▸ STATED TASK: Below are some records. Copy every line in them that holds "заявителем".

··········

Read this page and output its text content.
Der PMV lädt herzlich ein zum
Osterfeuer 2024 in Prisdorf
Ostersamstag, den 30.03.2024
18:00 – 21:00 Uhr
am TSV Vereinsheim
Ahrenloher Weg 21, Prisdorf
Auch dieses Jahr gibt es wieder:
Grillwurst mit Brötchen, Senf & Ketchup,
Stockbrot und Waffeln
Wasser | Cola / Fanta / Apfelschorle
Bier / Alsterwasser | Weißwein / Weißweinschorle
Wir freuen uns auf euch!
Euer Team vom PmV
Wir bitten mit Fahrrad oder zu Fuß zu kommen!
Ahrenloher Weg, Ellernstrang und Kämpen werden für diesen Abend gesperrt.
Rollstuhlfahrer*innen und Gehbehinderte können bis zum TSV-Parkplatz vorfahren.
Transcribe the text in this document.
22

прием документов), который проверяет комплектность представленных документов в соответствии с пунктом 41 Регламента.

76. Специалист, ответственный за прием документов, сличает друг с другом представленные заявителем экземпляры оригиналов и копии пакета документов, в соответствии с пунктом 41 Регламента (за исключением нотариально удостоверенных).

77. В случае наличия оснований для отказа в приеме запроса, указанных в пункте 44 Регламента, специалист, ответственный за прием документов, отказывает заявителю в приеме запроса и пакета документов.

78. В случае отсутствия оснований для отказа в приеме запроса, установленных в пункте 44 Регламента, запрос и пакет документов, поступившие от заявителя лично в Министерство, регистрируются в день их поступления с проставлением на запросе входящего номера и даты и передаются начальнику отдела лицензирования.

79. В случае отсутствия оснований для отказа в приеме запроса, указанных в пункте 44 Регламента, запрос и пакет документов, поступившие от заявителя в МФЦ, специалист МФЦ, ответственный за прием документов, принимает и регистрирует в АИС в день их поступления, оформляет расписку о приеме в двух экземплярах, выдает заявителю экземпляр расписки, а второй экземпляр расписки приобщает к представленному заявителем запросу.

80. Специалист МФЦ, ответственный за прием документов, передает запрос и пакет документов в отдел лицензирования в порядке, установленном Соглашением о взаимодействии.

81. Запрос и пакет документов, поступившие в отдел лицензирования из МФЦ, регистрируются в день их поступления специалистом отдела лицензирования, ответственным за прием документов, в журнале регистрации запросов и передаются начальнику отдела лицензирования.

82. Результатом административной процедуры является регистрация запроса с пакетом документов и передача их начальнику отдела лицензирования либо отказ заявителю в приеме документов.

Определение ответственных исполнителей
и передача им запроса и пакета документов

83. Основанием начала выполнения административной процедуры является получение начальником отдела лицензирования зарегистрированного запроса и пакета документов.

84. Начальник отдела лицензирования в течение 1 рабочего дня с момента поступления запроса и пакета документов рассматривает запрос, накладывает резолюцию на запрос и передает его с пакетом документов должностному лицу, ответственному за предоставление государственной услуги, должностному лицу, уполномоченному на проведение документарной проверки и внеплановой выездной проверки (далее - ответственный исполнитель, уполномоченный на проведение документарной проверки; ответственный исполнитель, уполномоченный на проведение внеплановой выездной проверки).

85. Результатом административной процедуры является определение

··········

▸ SOLVED EXERCISE:
76. Специалист, ответственный за прием документов, сличает друг с другом представленные заявителем экземпляры оригиналов и копии пакета документов, в соответствии с пунктом 41 Регламента (за исключением нотариально удостоверенных).
79. В случае отсутствия оснований для отказа в приеме запроса, указанных в пункте 44 Регламента, запрос и пакет документов, поступившие от заявителя в МФЦ, специалист МФЦ, ответственный за прием документов, принимает и регистрирует в АИС в день их поступления, оформляет расписку о приеме в двух экземплярах, выдает заявителю экземпляр расписки, а второй экземпляр расписки приобщает к представленному заявителем запросу.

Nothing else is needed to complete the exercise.